* begin Recorded information *

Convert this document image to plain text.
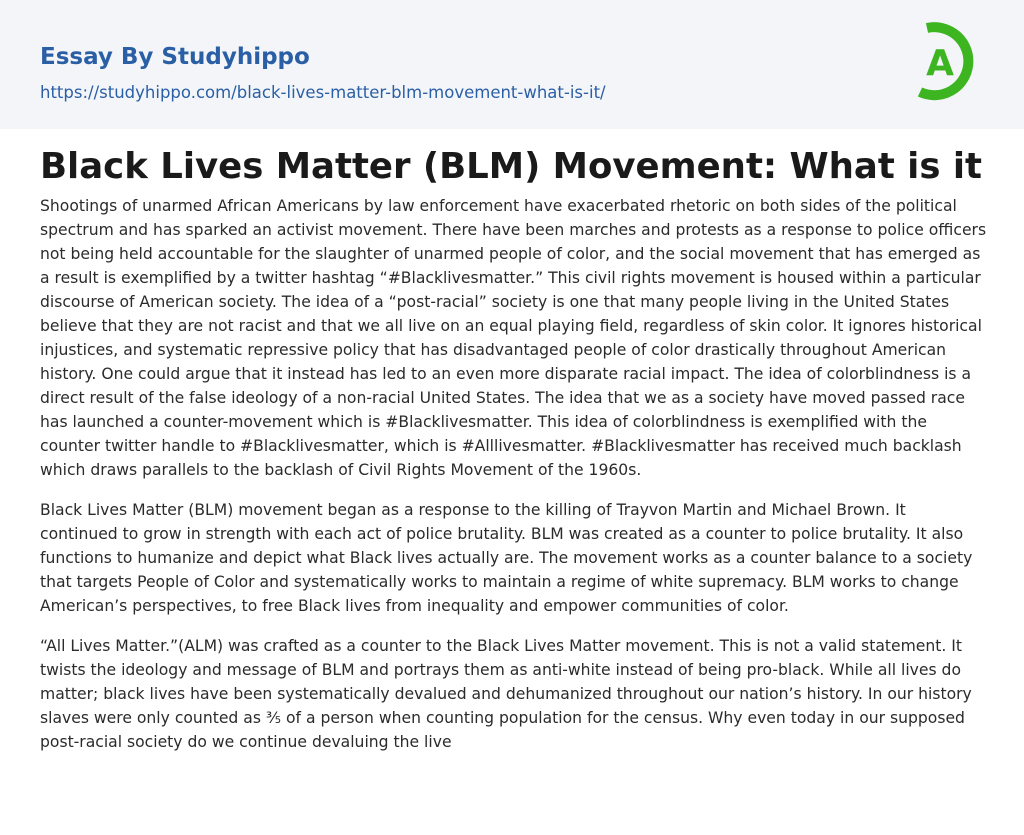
Essay By Studyhippo
https://studyhippo.com/black-lives-matter-blm-movement-what-is-it/
A
Black Lives Matter (BLM) Movement: What is it

Shootings of unarmed African Americans by law enforcement have exacerbated rhetoric on both sides of the political spectrum and has sparked an activist movement. There have been marches and protests as a response to police officers not being held accountable for the slaughter of unarmed people of color, and the social movement that has emerged as a result is exemplified by a twitter hashtag “#Blacklivesmatter.” This civil rights movement is housed within a particular discourse of American society. The idea of a “post-racial” society is one that many people living in the United States believe that they are not racist and that we all live on an equal playing field, regardless of skin color. It ignores historical injustices, and systematic repressive policy that has disadvantaged people of color drastically throughout American history. One could argue that it instead has led to an even more disparate racial impact. The idea of colorblindness is a direct result of the false ideology of a non-racial United States. The idea that we as a society have moved passed race has launched a counter-movement which is #Blacklivesmatter. This idea of colorblindness is exemplified with the counter twitter handle to #Blacklivesmatter, which is #Alllivesmatter. #Blacklivesmatter has received much backlash which draws parallels to the backlash of Civil Rights Movement of the 1960s.

Black Lives Matter (BLM) movement began as a response to the killing of Trayvon Martin and Michael Brown. It continued to grow in strength with each act of police brutality. BLM was created as a counter to police brutality. It also functions to humanize and depict what Black lives actually are. The movement works as a counter balance to a society that targets People of Color and systematically works to maintain a regime of white supremacy. BLM works to change American’s perspectives, to free Black lives from inequality and empower communities of color.

“All Lives Matter.”(ALM) was crafted as a counter to the Black Lives Matter movement. This is not a valid statement. It twists the ideology and message of BLM and portrays them as anti-white instead of being pro-black. While all lives do matter; black lives have been systematically devalued and dehumanized throughout our nation’s history. In our history slaves were only counted as ⅗ of a person when counting population for the census. Why even today in our supposed post-racial society do we continue devaluing the live
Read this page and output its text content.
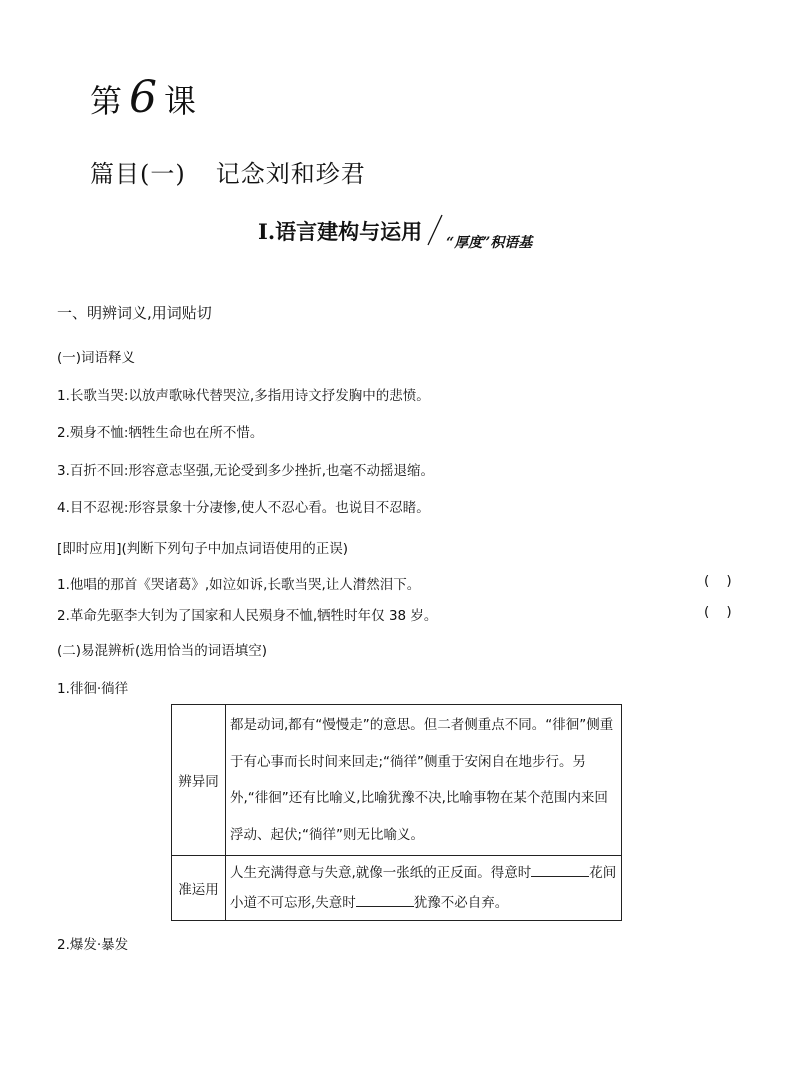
第 6 课
篇目(一) 记念刘和珍君
Ⅰ.语言建构与运用 “厚度”积语基
一、明辨词义,用词贴切
(一)词语释义
1.长歌当哭:以放声歌咏代替哭泣,多指用诗文抒发胸中的悲愤。
2.殒身不恤:牺牲生命也在所不惜。
3.百折不回:形容意志坚强,无论受到多少挫折,也毫不动摇退缩。
4.目不忍视:形容景象十分凄惨,使人不忍心看。也说目不忍睹。
[即时应用](判断下列句子中加点词语使用的正误)
1.他唱的那首《哭诸葛》,如泣如诉,长歌当哭,让人潸然泪下。	(    )
2.革命先驱李大钊为了国家和人民殒身不恤,牺牲时年仅 38 岁。	(    )
(二)易混辨析(选用恰当的词语填空)
1.徘徊·徜徉
辨异同	都是动词,都有“慢慢走”的意思。但二者侧重点不同。“徘徊”侧重于有心事而长时间来回走;“徜徉”侧重于安闲自在地步行。另外,“徘徊”还有比喻义,比喻犹豫不决,比喻事物在某个范围内来回浮动、起伏;“徜徉”则无比喻义。
准运用	人生充满得意与失意,就像一张纸的正反面。得意时 花间小道不可忘形,失意时 犹豫不必自弃。
2.爆发·暴发
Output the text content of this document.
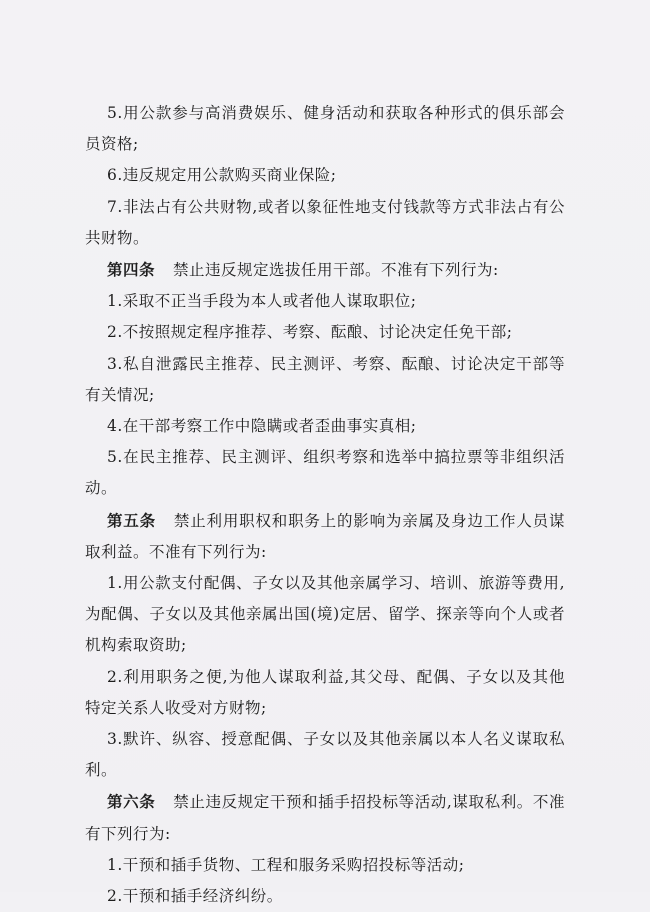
5.用公款参与高消费娱乐、健身活动和获取各种形式的俱乐部会员资格;

6.违反规定用公款购买商业保险;

7.非法占有公共财物,或者以象征性地支付钱款等方式非法占有公共财物。

第四条 禁止违反规定选拔任用干部。不准有下列行为:

1.采取不正当手段为本人或者他人谋取职位;

2.不按照规定程序推荐、考察、酝酿、讨论决定任免干部;

3.私自泄露民主推荐、民主测评、考察、酝酿、讨论决定干部等有关情况;

4.在干部考察工作中隐瞒或者歪曲事实真相;

5.在民主推荐、民主测评、组织考察和选举中搞拉票等非组织活动。

第五条 禁止利用职权和职务上的影响为亲属及身边工作人员谋取利益。不准有下列行为:

1.用公款支付配偶、子女以及其他亲属学习、培训、旅游等费用,为配偶、子女以及其他亲属出国(境)定居、留学、探亲等向个人或者机构索取资助;

2.利用职务之便,为他人谋取利益,其父母、配偶、子女以及其他特定关系人收受对方财物;

3.默许、纵容、授意配偶、子女以及其他亲属以本人名义谋取私利。

第六条 禁止违反规定干预和插手招投标等活动,谋取私利。不准有下列行为:

1.干预和插手货物、工程和服务采购招投标等活动;

2.干预和插手经济纠纷。
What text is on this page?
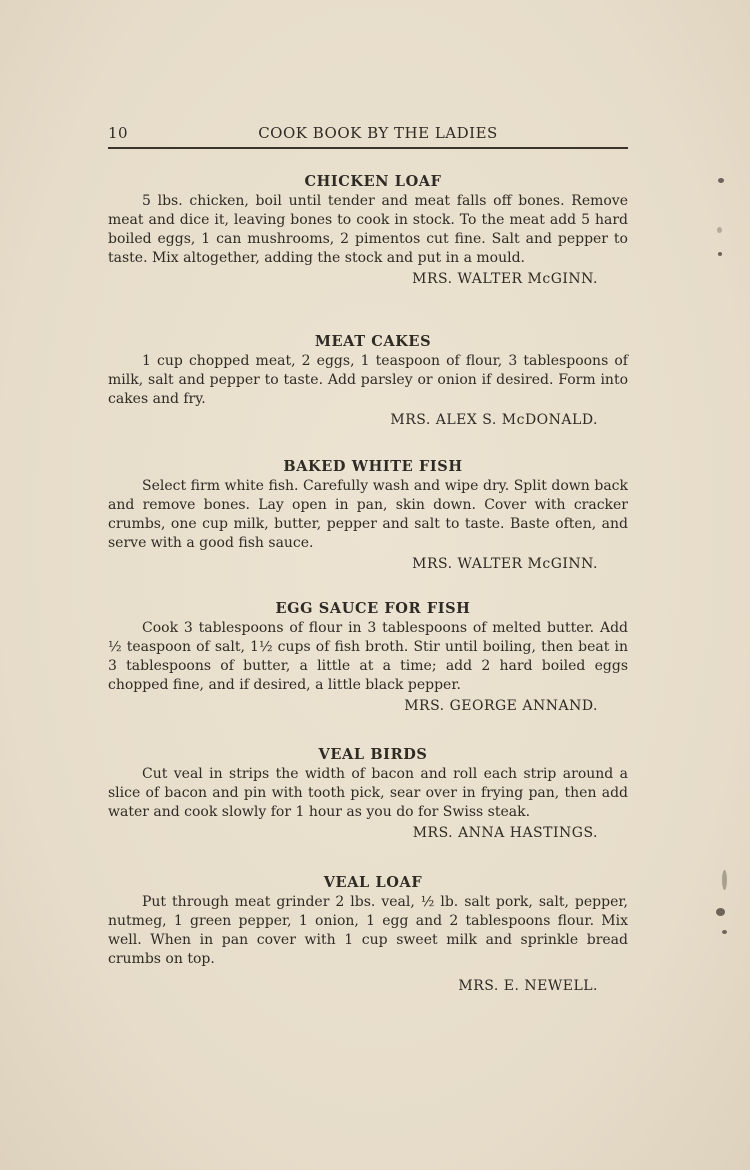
10	COOK BOOK BY THE LADIES
CHICKEN LOAF

5 lbs. chicken, boil until tender and meat falls off bones. Remove meat and dice it, leaving bones to cook in stock. To the meat add 5 hard boiled eggs, 1 can mushrooms, 2 pimentos cut fine. Salt and pepper to taste. Mix altogether, adding the stock and put in a mould.

MRS. WALTER McGINN.
MEAT CAKES

1 cup chopped meat, 2 eggs, 1 teaspoon of flour, 3 tablespoons of milk, salt and pepper to taste. Add parsley or onion if desired. Form into cakes and fry.

MRS. ALEX S. McDONALD.
BAKED WHITE FISH

Select firm white fish. Carefully wash and wipe dry. Split down back and remove bones. Lay open in pan, skin down. Cover with cracker crumbs, one cup milk, butter, pepper and salt to taste. Baste often, and serve with a good fish sauce.

MRS. WALTER McGINN.
EGG SAUCE FOR FISH

Cook 3 tablespoons of flour in 3 tablespoons of melted butter. Add ½ teaspoon of salt, 1½ cups of fish broth. Stir until boiling, then beat in 3 tablespoons of butter, a little at a time; add 2 hard boiled eggs chopped fine, and if desired, a little black pepper.

MRS. GEORGE ANNAND.
VEAL BIRDS

Cut veal in strips the width of bacon and roll each strip around a slice of bacon and pin with tooth pick, sear over in frying pan, then add water and cook slowly for 1 hour as you do for Swiss steak.

MRS. ANNA HASTINGS.
VEAL LOAF

Put through meat grinder 2 lbs. veal, ½ lb. salt pork, salt, pepper, nutmeg, 1 green pepper, 1 onion, 1 egg and 2 tablespoons flour. Mix well. When in pan cover with 1 cup sweet milk and sprinkle bread crumbs on top.

MRS. E. NEWELL.
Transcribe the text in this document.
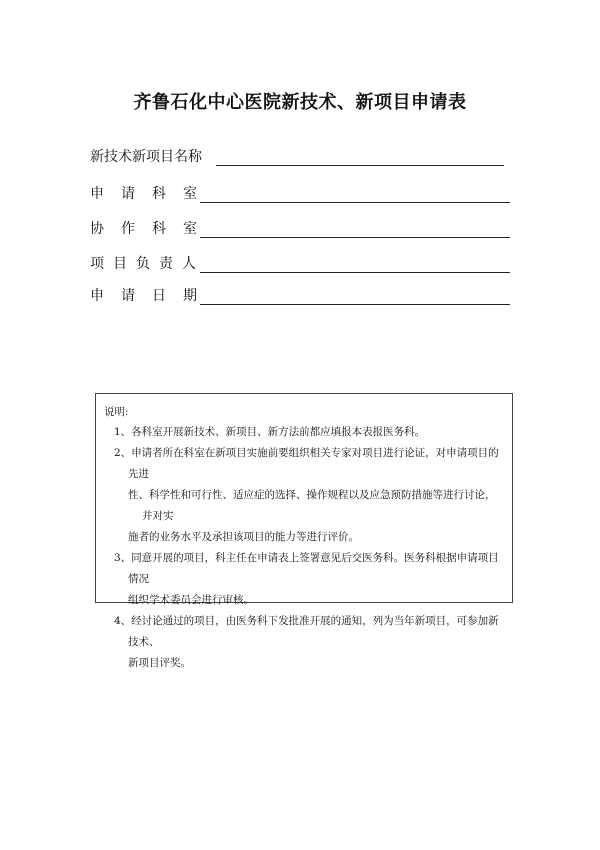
齐鲁石化中心医院新技术、新项目申请表
新技术新项目名称
申请科室
协作科室
项目负责人
申请日期
说明:
1、各科室开展新技术、新项目、新方法前都应填报本表报医务科。
2、申请者所在科室在新项目实施前要组织相关专家对项目进行论证，对申请项目的先进
性、科学性和可行性、适应症的选择、操作规程以及应急预防措施等进行讨论，并对实
施者的业务水平及承担该项目的能力等进行评价。
3、同意开展的项目，科主任在申请表上签署意见后交医务科。医务科根据申请项目情况
组织学术委员会进行审核。
4、经讨论通过的项目，由医务科下发批准开展的通知，列为当年新项目，可参加新技术、
新项目评奖。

* end Recorded information *

To do
From the entries above, pull out each line that includes "page".

Solution
Read this page and output its text content.
What text is on this page?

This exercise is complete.